GIVEN REQUEST: Edit the material below so that "bounding boxes" becomes "bounding rectangles" wherever it occurs, with everything else left as it is. Leave the pictures out of your answer.
____ RECORDS SHOWN
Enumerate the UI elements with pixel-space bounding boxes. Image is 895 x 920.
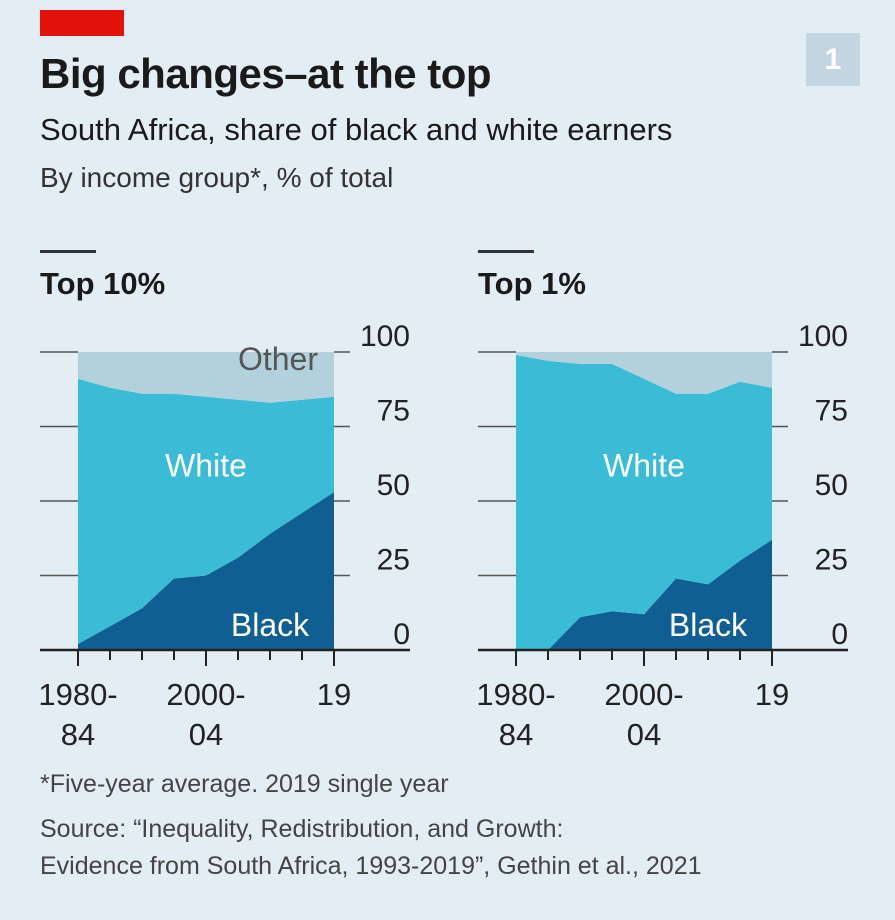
- y-tick-label-75: 75: [815, 395, 848, 428]
- brand-bar: [40, 10, 124, 36]
- y-tick-label-100: 100: [798, 320, 848, 353]
- area-label-white: White: [603, 448, 685, 484]
- chart-top1: 0 25 50 75 100 1980- 84 2000- 04 19 White Black: [476, 320, 848, 752]
- area-label-black: Black: [231, 607, 310, 643]
- source-line-2: Evidence from South Africa, 1993-2019”, …: [40, 852, 702, 880]
- y-tick-label-75: 75: [377, 395, 410, 428]
- x-tick-label-1980-84-1: 84: [499, 717, 533, 752]
- y-tick-label-25: 25: [377, 544, 410, 577]
- area-other: [78, 352, 334, 403]
- x-tick-label-1980-84-0: 1980-: [38, 677, 117, 712]
- x-tick-label-1980-84-0: 1980-: [476, 677, 555, 712]
- panel-title-top1: Top 1%: [478, 266, 586, 301]
- chart-subtitle: South Africa, share of black and white e…: [40, 112, 673, 147]
- y-tick-label-50: 50: [815, 469, 848, 502]
- panel-rule-top10: [40, 250, 96, 253]
- panel-title-top10: Top 10%: [40, 266, 166, 301]
- x-tick-label-2019-0: 19: [317, 677, 351, 712]
- y-tick-label-0: 0: [393, 618, 410, 651]
- chart-description: By income group*, % of total: [40, 162, 394, 193]
- y-tick-label-50: 50: [377, 469, 410, 502]
- area-label-other: Other: [238, 341, 318, 377]
- x-tick-label-2000-04-1: 04: [189, 717, 223, 752]
- x-tick-label-2019-0: 19: [755, 677, 789, 712]
- x-tick-label-2000-04-0: 2000-: [604, 677, 683, 712]
- x-tick-label-2000-04-1: 04: [627, 717, 661, 752]
- footnote: *Five-year average. 2019 single year: [40, 770, 449, 798]
- chart-top10: 0 25 50 75 100 1980- 84 2000- 04 19 White Black Othe…: [38, 320, 410, 752]
- area-label-white: White: [165, 448, 247, 484]
- source-line-1: Source: “Inequality, Redistribution, and…: [40, 815, 564, 843]
- area-white: [78, 378, 334, 644]
- y-tick-label-25: 25: [815, 544, 848, 577]
- area-other: [516, 352, 772, 394]
- x-tick-label-1980-84-1: 84: [61, 717, 95, 752]
- area-black: [516, 539, 772, 650]
- y-tick-label-100: 100: [360, 320, 410, 353]
- area-label-black: Black: [669, 607, 748, 643]
- chart-number-badge: 1: [806, 33, 860, 86]
- panel-rule-top1: [478, 250, 534, 253]
- x-tick-label-2000-04-0: 2000-: [166, 677, 245, 712]
- y-tick-label-0: 0: [831, 618, 848, 651]
- area-white: [516, 355, 772, 650]
- chart-title: Big changes–at the top: [40, 50, 492, 97]
- area-black: [78, 492, 334, 650]
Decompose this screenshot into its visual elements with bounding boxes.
________
EXERCISE ANSWER:
Enumerate the UI elements with pixel-space bounding rectangles. Image is 895 x 920.
- y-tick-label-75: 75: [815, 395, 848, 428]
- brand-bar: [40, 10, 124, 36]
- y-tick-label-100: 100: [798, 320, 848, 353]
- area-label-white: White: [603, 448, 685, 484]
- chart-top1: 0 25 50 75 100 1980- 84 2000- 04 19 White Black: [476, 320, 848, 752]
- area-label-black: Black: [231, 607, 310, 643]
- source-line-2: Evidence from South Africa, 1993-2019”, …: [40, 852, 702, 880]
- y-tick-label-75: 75: [377, 395, 410, 428]
- x-tick-label-1980-84-1: 84: [499, 717, 533, 752]
- y-tick-label-25: 25: [377, 544, 410, 577]
- area-other: [78, 352, 334, 403]
- x-tick-label-1980-84-0: 1980-: [38, 677, 117, 712]
- x-tick-label-1980-84-0: 1980-: [476, 677, 555, 712]
- panel-title-top1: Top 1%: [478, 266, 586, 301]
- chart-subtitle: South Africa, share of black and white e…: [40, 112, 673, 147]
- y-tick-label-50: 50: [815, 469, 848, 502]
- panel-rule-top10: [40, 250, 96, 253]
- panel-title-top10: Top 10%: [40, 266, 166, 301]
- x-tick-label-2019-0: 19: [317, 677, 351, 712]
- y-tick-label-0: 0: [393, 618, 410, 651]
- chart-description: By income group*, % of total: [40, 162, 394, 193]
- y-tick-label-50: 50: [377, 469, 410, 502]
- area-label-other: Other: [238, 341, 318, 377]
- x-tick-label-2000-04-1: 04: [189, 717, 223, 752]
- x-tick-label-2019-0: 19: [755, 677, 789, 712]
- x-tick-label-2000-04-0: 2000-: [604, 677, 683, 712]
- x-tick-label-2000-04-1: 04: [627, 717, 661, 752]
- footnote: *Five-year average. 2019 single year: [40, 770, 449, 798]
- chart-top10: 0 25 50 75 100 1980- 84 2000- 04 19 White Black Othe…: [38, 320, 410, 752]
- area-label-white: White: [165, 448, 247, 484]
- source-line-1: Source: “Inequality, Redistribution, and…: [40, 815, 564, 843]
- area-white: [78, 378, 334, 644]
- y-tick-label-25: 25: [815, 544, 848, 577]
- area-other: [516, 352, 772, 394]
- x-tick-label-1980-84-1: 84: [61, 717, 95, 752]
- area-black: [516, 539, 772, 650]
- y-tick-label-100: 100: [360, 320, 410, 353]
- area-label-black: Black: [669, 607, 748, 643]
- chart-number-badge: 1: [806, 33, 860, 86]
- panel-rule-top1: [478, 250, 534, 253]
- x-tick-label-2000-04-0: 2000-: [166, 677, 245, 712]
- y-tick-label-0: 0: [831, 618, 848, 651]
- area-white: [516, 355, 772, 650]
- chart-title: Big changes–at the top: [40, 50, 492, 97]
- area-black: [78, 492, 334, 650]
Decompose this screenshot into its visual elements with bounding rectangles.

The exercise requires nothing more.